== Given passage ==
** Start **
# My 8 Month pup is becoming a fussy eater



## CAROLINA MOM (May 12, 2009)

Welcome to the forum.
Good looking boy you've got there. 

How much food are you feeding him per day? If you're feeding more than two cups a day, it may be that he doesn't need as much food as he did when he was younger and growing.

I give my guys a cooked egg a few times a week, sometimes I give them fresh veggies or fruit. When I give them fruit or veggies, I normally cut their food back by 1/4. My boy gets two cups a day and my senior girl gets 1 3/4 cups total. She eats less because she's not as active as my boy is.


----------



## ArchersMom (May 22, 2013)

I wouldn't worry about him starving himself. You can't let him win and feed him extras all the time. Do you ever switch up his regular kibble? For instance, my dogs eat Candidae and I rotate through the different formulas (bison, lamb, salmon, etc) to give them something new without spoiling them or upsetting their tummies.


----------



## hotel4dogs (Sep 29, 2008)

Sorry for the "tough love" but yes, he is getting spoiled.
Picky eating is learned behavior. Period.
He looks on the chunky side, although of course it's hard to tell from photos. How much does he weigh? How much do you feed him? 
Why are you leaving his food down?
** End **
== Stated problem ==
Return the part of the fussy-eater thread word for word, starting at the words "How much food" and stopping after the words "(May 22, 2013)". The entries that follow aren't needed for anything here.

== Data excerpts ==
** Start **
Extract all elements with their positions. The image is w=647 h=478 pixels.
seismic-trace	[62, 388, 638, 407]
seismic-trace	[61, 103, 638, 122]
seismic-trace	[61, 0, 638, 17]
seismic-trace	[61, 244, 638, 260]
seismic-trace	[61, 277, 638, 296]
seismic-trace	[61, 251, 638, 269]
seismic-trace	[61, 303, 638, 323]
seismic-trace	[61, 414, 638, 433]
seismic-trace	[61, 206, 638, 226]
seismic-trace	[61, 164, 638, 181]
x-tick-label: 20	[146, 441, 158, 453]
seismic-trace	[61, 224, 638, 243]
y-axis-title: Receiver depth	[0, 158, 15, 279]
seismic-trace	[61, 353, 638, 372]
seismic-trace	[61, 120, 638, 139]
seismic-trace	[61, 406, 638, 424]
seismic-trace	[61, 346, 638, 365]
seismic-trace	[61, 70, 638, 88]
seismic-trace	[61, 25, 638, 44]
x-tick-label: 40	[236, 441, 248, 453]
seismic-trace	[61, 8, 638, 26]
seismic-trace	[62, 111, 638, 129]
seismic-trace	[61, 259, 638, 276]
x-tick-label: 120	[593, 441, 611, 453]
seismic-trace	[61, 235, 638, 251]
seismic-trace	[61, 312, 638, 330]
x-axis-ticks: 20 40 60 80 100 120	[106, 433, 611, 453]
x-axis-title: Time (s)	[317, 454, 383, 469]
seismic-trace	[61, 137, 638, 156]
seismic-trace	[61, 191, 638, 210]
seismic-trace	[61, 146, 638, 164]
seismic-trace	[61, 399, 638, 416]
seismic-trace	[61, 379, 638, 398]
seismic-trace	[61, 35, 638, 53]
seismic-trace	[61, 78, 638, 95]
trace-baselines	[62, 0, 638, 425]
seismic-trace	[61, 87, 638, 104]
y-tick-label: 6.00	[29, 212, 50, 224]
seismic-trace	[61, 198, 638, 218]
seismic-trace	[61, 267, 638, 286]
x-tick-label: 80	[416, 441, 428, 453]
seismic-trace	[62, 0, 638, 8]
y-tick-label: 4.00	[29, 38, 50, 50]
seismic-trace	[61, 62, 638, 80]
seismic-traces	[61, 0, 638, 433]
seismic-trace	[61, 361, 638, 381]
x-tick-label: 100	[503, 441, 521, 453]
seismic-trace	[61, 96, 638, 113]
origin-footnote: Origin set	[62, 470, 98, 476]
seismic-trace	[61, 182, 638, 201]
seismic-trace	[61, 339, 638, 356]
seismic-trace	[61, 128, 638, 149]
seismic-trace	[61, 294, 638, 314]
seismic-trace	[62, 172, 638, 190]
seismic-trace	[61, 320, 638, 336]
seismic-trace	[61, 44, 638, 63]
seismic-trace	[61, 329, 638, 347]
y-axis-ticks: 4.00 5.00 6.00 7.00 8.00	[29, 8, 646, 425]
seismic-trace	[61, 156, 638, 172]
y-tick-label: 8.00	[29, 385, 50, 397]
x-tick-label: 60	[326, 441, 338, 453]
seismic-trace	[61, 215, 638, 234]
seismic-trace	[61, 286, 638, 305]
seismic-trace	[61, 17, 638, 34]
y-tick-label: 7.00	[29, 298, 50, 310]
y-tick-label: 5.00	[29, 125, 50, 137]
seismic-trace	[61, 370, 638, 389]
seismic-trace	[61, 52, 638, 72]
** End **
== Solution below ==
How much food are you feeding him per day? If you're feeding more than two cups a day, it may be that he doesn't need as much food as he did when he was younger and growing.

I give my guys a cooked egg a few times a week, sometimes I give them fresh veggies or fruit. When I give them fruit or veggies, I normally cut their food back by 1/4. My boy gets two cups a day and my senior girl gets 1 3/4 cups total. She eats less because she's not as active as my boy is.


----------



## ArchersMom (May 22, 2013)